[Aim]
Using the listing below, please gather every line containing the word "inter".

[Records for this exercise]
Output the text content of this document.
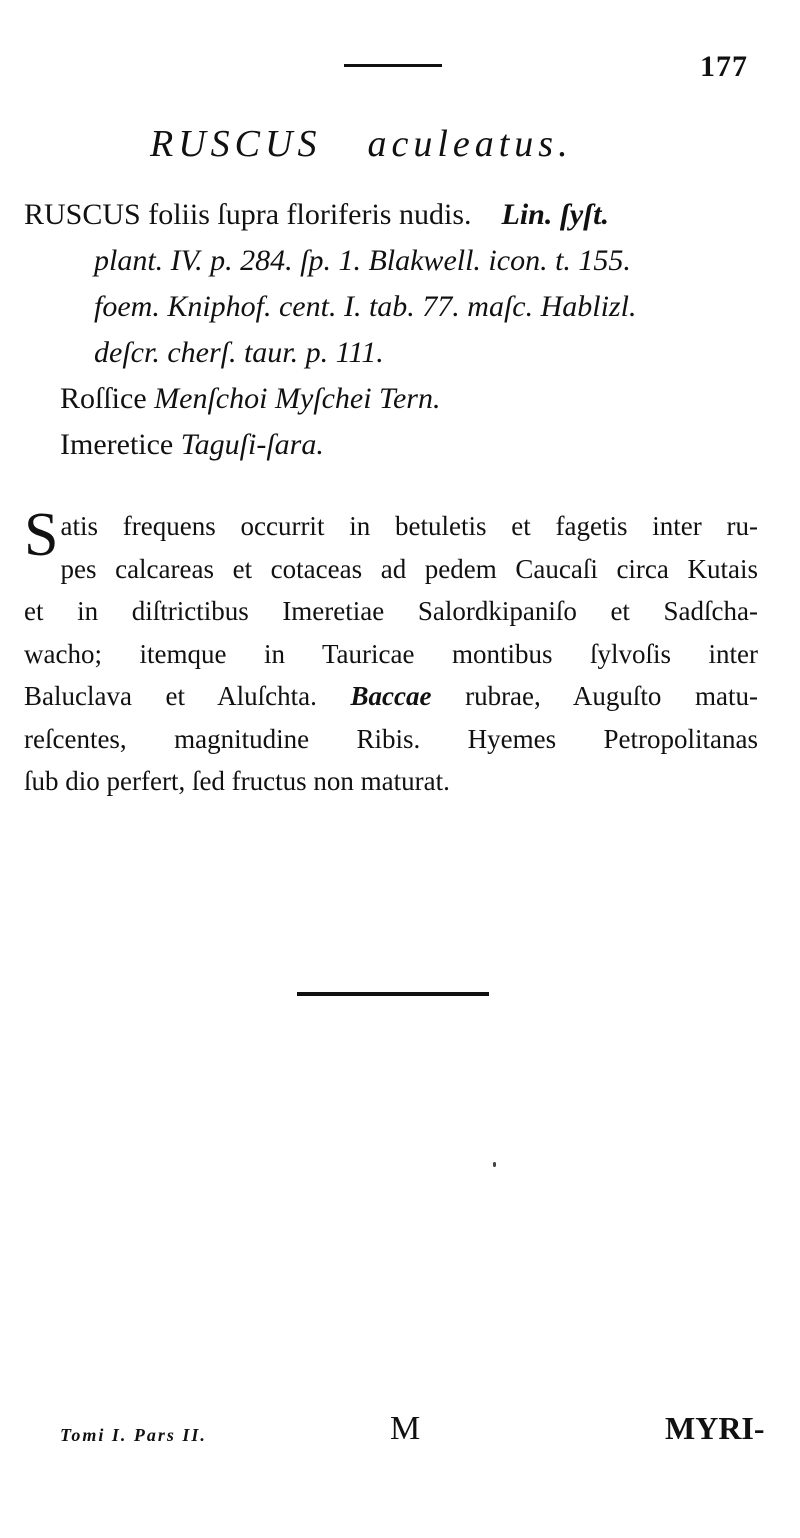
177
RUSCUS aculeatus.
RUSCUS foliis ſupra floriferis nudis. Lin. ſyſt.
plant. IV. p. 284. ſp. 1. Blakwell. icon. t. 155.
foem. Kniphof. cent. I. tab. 77. maſc. Hablizl.
deſcr. cherſ. taur. p. 111.
Roſſice Menſchoi Myſchei Tern.
Imeretice Taguſi-ſara.
S atis frequens occurrit in betuletis et fagetis inter ru-
pes calcareas et cotaceas ad pedem Caucaſi circa Kutais
et in diſtrictibus Imeretiae Salordkipaniſo et Sadſcha-
wacho; itemque in Tauricae montibus ſylvoſis inter
Baluclava et Aluſchta. Baccae rubrae, Auguſto matu-
reſcentes, magnitudine Ribis. Hyemes Petropolitanas
ſub dio perfert, ſed fructus non maturat.
Tomi I. Pars II.	M	MYRI-
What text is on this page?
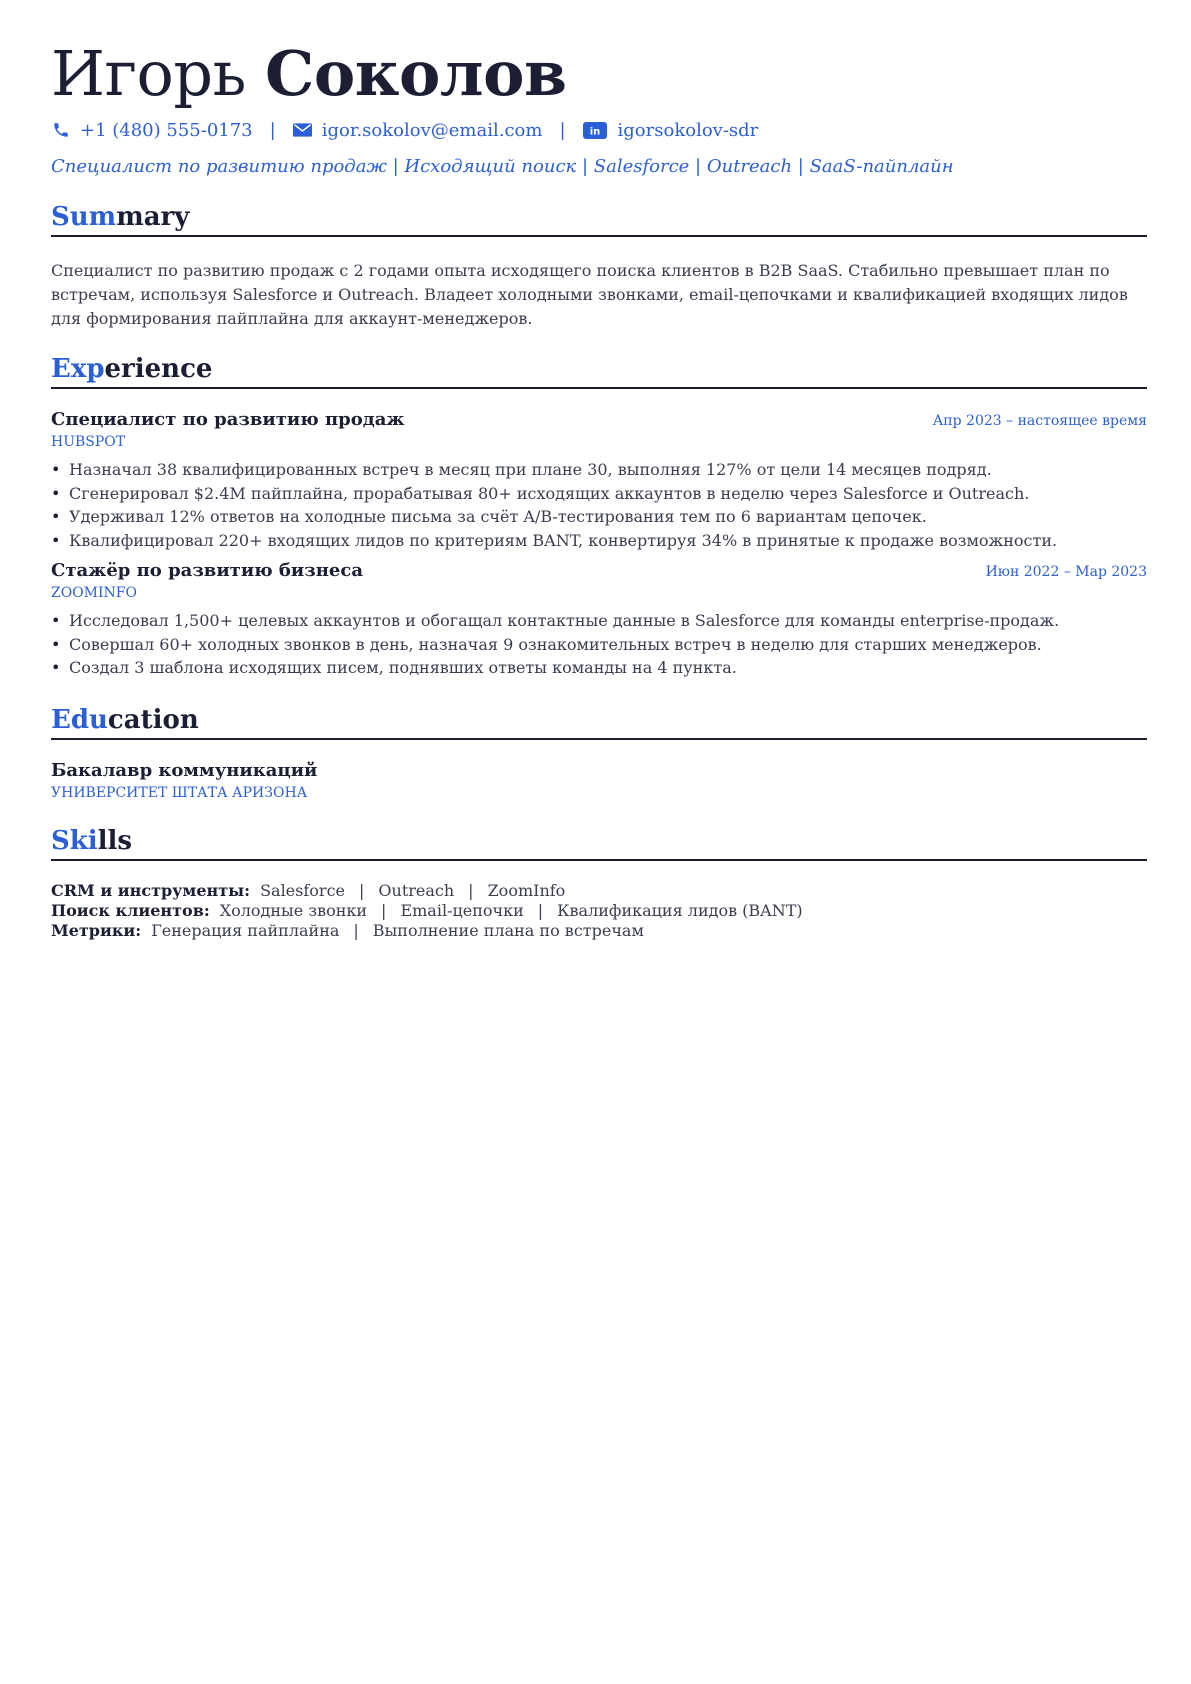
Игорь Соколов
+1 (480) 555-0173 |	igor.sokolov@email.com | in igorsokolov-sdr
Специалист по развитию продаж | Исходящий поиск | Salesforce | Outreach | SaaS-пайплайн
Summary
Специалист по развитию продаж с 2 годами опыта исходящего поиска клиентов в B2B SaaS. Стабильно превышает план по встречам, используя Salesforce и Outreach. Владеет холодными звонками, email-цепочками и квалификацией входящих лидов для формирования пайплайна для аккаунт-менеджеров.
Experience
Специалист по развитию продаж	Апр 2023 – настоящее время
HUBSPOT
• Назначал 38 квалифицированных встреч в месяц при плане 30, выполняя 127% от цели 14 месяцев подряд.
• Сгенерировал $2.4M пайплайна, прорабатывая 80+ исходящих аккаунтов в неделю через Salesforce и Outreach.
• Удерживал 12% ответов на холодные письма за счёт A/B-тестирования тем по 6 вариантам цепочек.
• Квалифицировал 220+ входящих лидов по критериям BANT, конвертируя 34% в принятые к продаже возможности.
Стажёр по развитию бизнеса	Июн 2022 – Мар 2023
ZOOMINFO
• Исследовал 1,500+ целевых аккаунтов и обогащал контактные данные в Salesforce для команды enterprise-продаж.
• Совершал 60+ холодных звонков в день, назначая 9 ознакомительных встреч в неделю для старших менеджеров.
• Создал 3 шаблона исходящих писем, поднявших ответы команды на 4 пункта.
Education
Бакалавр коммуникаций
УНИВЕРСИТЕТ ШТАТА АРИЗОНА
Skills
CRM и инструменты: Salesforce | Outreach | ZoomInfo
Поиск клиентов: Холодные звонки | Email-цепочки | Квалификация лидов (BANT)
Метрики: Генерация пайплайна | Выполнение плана по встречам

[Expected answer]
S atis frequens occurrit in betuletis et fagetis inter ru-
wacho; itemque in Tauricae montibus ſylvoſis inter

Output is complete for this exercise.